*PROBLEM:* All entries must be repeated exactly; do not include the pictures.

*RECORDS SHOWN:*
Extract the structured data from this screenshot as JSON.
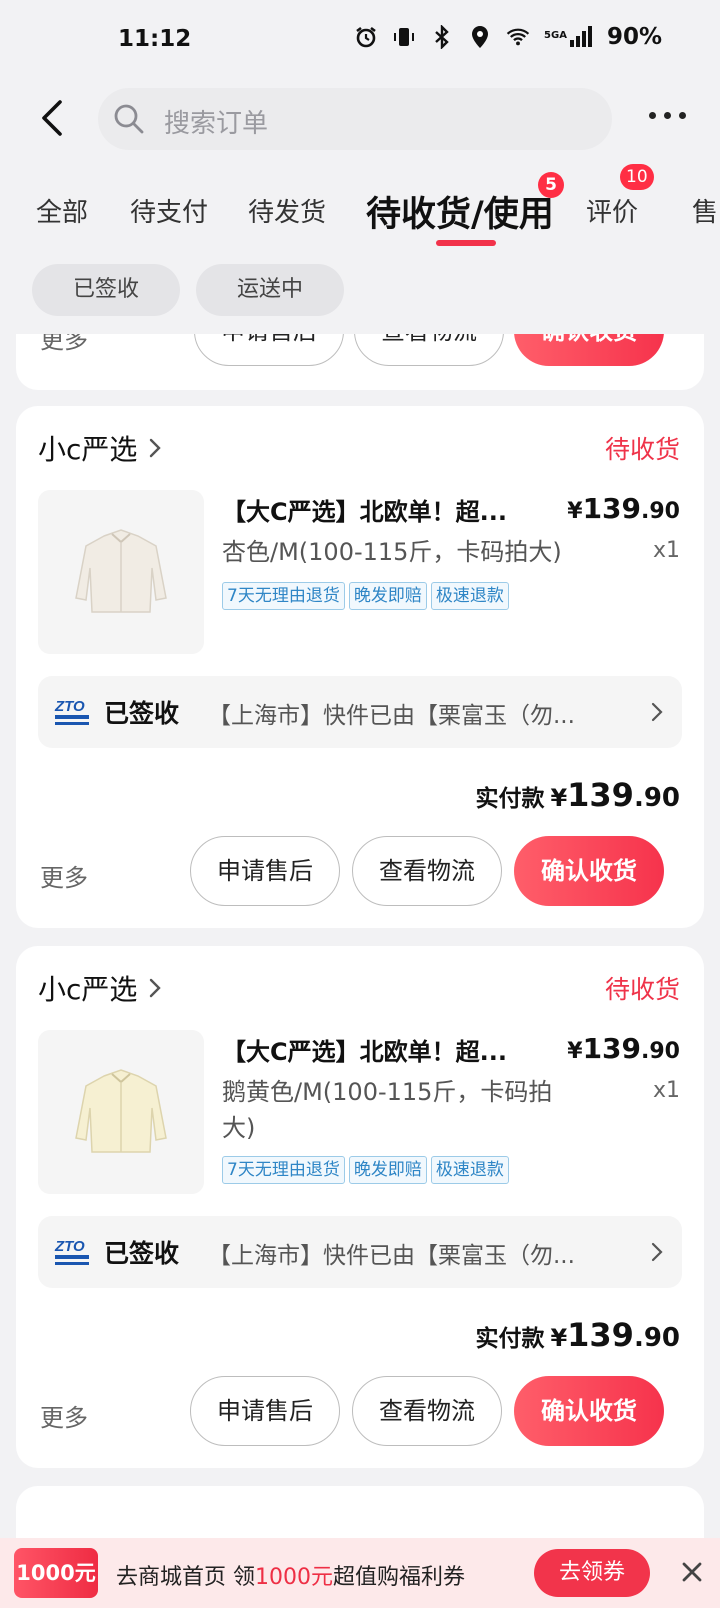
{
  "status_bar": {
    "time": "11:12",
    "network": "5GA",
    "battery": "90%"
  },
  "header": {
    "search_placeholder": "搜索订单"
  },
  "tabs": [
    {
      "label": "全部"
    },
    {
      "label": "待支付"
    },
    {
      "label": "待发货"
    },
    {
      "label": "待收货/使用",
      "badge": "5",
      "active": true
    },
    {
      "label": "评价",
      "badge": "10"
    },
    {
      "label": "售"
    }
  ],
  "filters": [
    {
      "label": "已签收"
    },
    {
      "label": "运送中"
    }
  ],
  "partial_card": {
    "more": "更多",
    "buttons": {
      "after_sale": "申请售后",
      "logistics": "查看物流",
      "confirm": "确认收货"
    }
  },
  "orders": [
    {
      "shop": "小c严选",
      "status": "待收货",
      "product_name": "【大C严选】北欧单！超...",
      "price": {
        "symbol": "¥",
        "int": "139",
        "dec": ".90"
      },
      "spec": "杏色/M(100-115斤，卡码拍大)",
      "qty": "x1",
      "tags": [
        "7天无理由退货",
        "晚发即赔",
        "极速退款"
      ],
      "logistics": {
        "state": "已签收",
        "info": "【上海市】快件已由【栗富玉（勿..."
      },
      "paid": {
        "label": "实付款",
        "symbol": "¥",
        "int": "139",
        "dec": ".90"
      },
      "more": "更多",
      "buttons": {
        "after_sale": "申请售后",
        "logistics": "查看物流",
        "confirm": "确认收货"
      },
      "thumb_color": "#f1ece4"
    },
    {
      "shop": "小c严选",
      "status": "待收货",
      "product_name": "【大C严选】北欧单！超...",
      "price": {
        "symbol": "¥",
        "int": "139",
        "dec": ".90"
      },
      "spec": "鹅黄色/M(100-115斤，卡码拍大)",
      "qty": "x1",
      "tags": [
        "7天无理由退货",
        "晚发即赔",
        "极速退款"
      ],
      "logistics": {
        "state": "已签收",
        "info": "【上海市】快件已由【栗富玉（勿..."
      },
      "paid": {
        "label": "实付款",
        "symbol": "¥",
        "int": "139",
        "dec": ".90"
      },
      "more": "更多",
      "buttons": {
        "after_sale": "申请售后",
        "logistics": "查看物流",
        "confirm": "确认收货"
      },
      "thumb_color": "#f6f0d2"
    }
  ],
  "banner": {
    "coupon": "1000元",
    "text_prefix": "去商城首页 领",
    "text_amount": "1000元",
    "text_suffix": "超值购福利券",
    "cta": "去领券"
  },
  "colors": {
    "accent": "#f2324a",
    "tag_blue": "#2f86c6"
  }
}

*RESPONSE TO THE TASK:*
Extract the structured data from this screenshot as JSON.
{
  "status_bar": {
    "time": "11:12",
    "network": "5GA",
    "battery": "90%"
  },
  "header": {
    "search_placeholder": "搜索订单"
  },
  "tabs": [
    {
      "label": "全部"
    },
    {
      "label": "待支付"
    },
    {
      "label": "待发货"
    },
    {
      "label": "待收货/使用",
      "badge": "5",
      "active": true
    },
    {
      "label": "评价",
      "badge": "10"
    },
    {
      "label": "售"
    }
  ],
  "filters": [
    {
      "label": "已签收"
    },
    {
      "label": "运送中"
    }
  ],
  "partial_card": {
    "more": "更多",
    "buttons": {
      "after_sale": "申请售后",
      "logistics": "查看物流",
      "confirm": "确认收货"
    }
  },
  "orders": [
    {
      "shop": "小c严选",
      "status": "待收货",
      "product_name": "【大C严选】北欧单！超...",
      "price": {
        "symbol": "¥",
        "int": "139",
        "dec": ".90"
      },
      "spec": "杏色/M(100-115斤，卡码拍大)",
      "qty": "x1",
      "tags": [
        "7天无理由退货",
        "晚发即赔",
        "极速退款"
      ],
      "logistics": {
        "state": "已签收",
        "info": "【上海市】快件已由【栗富玉（勿..."
      },
      "paid": {
        "label": "实付款",
        "symbol": "¥",
        "int": "139",
        "dec": ".90"
      },
      "more": "更多",
      "buttons": {
        "after_sale": "申请售后",
        "logistics": "查看物流",
        "confirm": "确认收货"
      },
      "thumb_color": "#f1ece4"
    },
    {
      "shop": "小c严选",
      "status": "待收货",
      "product_name": "【大C严选】北欧单！超...",
      "price": {
        "symbol": "¥",
        "int": "139",
        "dec": ".90"
      },
      "spec": "鹅黄色/M(100-115斤，卡码拍大)",
      "qty": "x1",
      "tags": [
        "7天无理由退货",
        "晚发即赔",
        "极速退款"
      ],
      "logistics": {
        "state": "已签收",
        "info": "【上海市】快件已由【栗富玉（勿..."
      },
      "paid": {
        "label": "实付款",
        "symbol": "¥",
        "int": "139",
        "dec": ".90"
      },
      "more": "更多",
      "buttons": {
        "after_sale": "申请售后",
        "logistics": "查看物流",
        "confirm": "确认收货"
      },
      "thumb_color": "#f6f0d2"
    }
  ],
  "banner": {
    "coupon": "1000元",
    "text_prefix": "去商城首页 领",
    "text_amount": "1000元",
    "text_suffix": "超值购福利券",
    "cta": "去领券"
  },
  "colors": {
    "accent": "#f2324a",
    "tag_blue": "#2f86c6"
  }
}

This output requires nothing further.